**STORED DATA:**
---------------

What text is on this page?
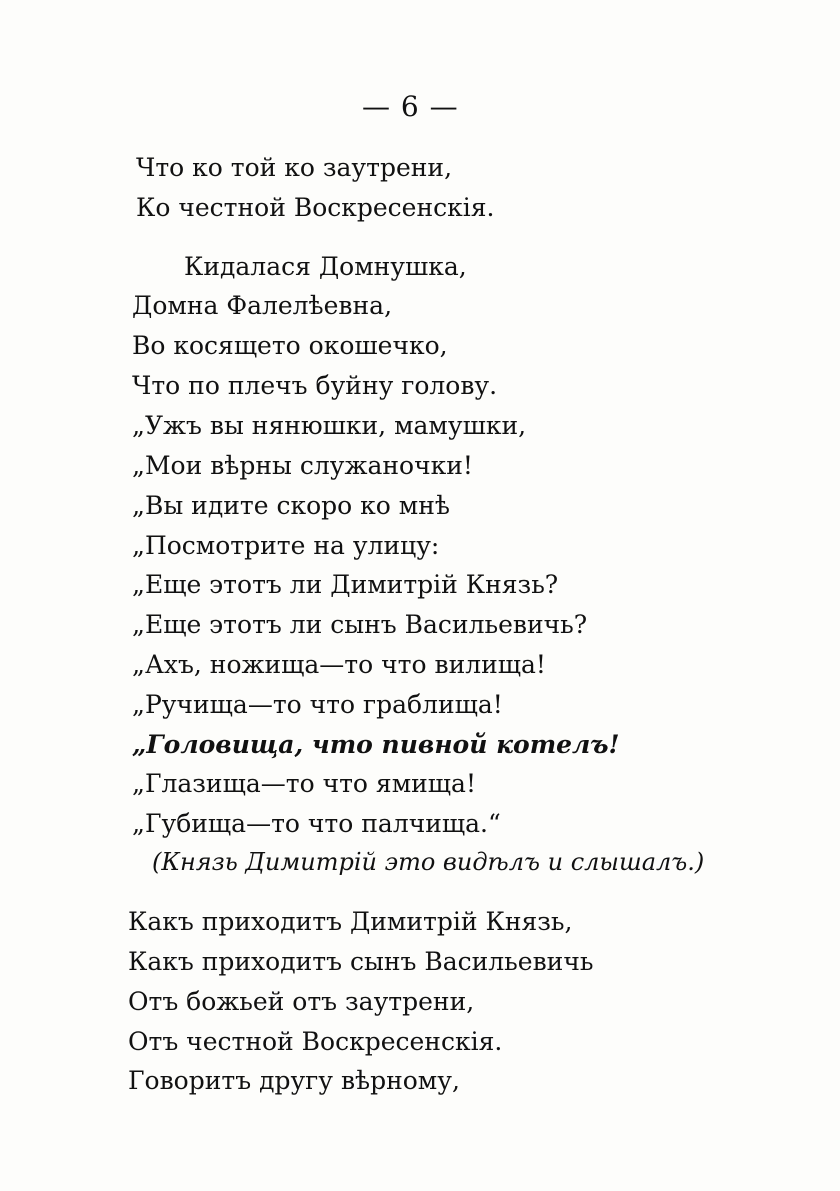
— 6 —
Что ко той ко заутрени,
Ко честной Воскресенскія.
Кидалася Домнушка,
Домна Фалелѣевна,
Во косящето окошечко,
Что по плечъ буйну голову.
„Ужъ вы нянюшки, мамушки,
„Мои вѣрны служаночки!
„Вы идите скоро ко мнѣ
„Посмотрите на улицу:
„Еще этотъ ли Димитрій Князь?
„Еще этотъ ли сынъ Васильевичь?
„Ахъ, ножища—то что вилища!
„Ручища—то что граблища!
„Головища, что пивной котелъ!
„Глазища—то что ямища!
„Губища—то что палчища.“
(Князь Димитрій это видѣлъ и слышалъ.)
Какъ приходитъ Димитрій Князь,
Какъ приходитъ сынъ Васильевичь
Отъ божьей отъ заутрени,
Отъ честной Воскресенскія.
Говоритъ другу вѣрному,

---------------

**TASK TO COMPLETE:** Copy each line of the listing that holds the word "честной".

**WRITTEN RESPONSE:**
Ко честной Воскресенскія.
Отъ честной Воскресенскія.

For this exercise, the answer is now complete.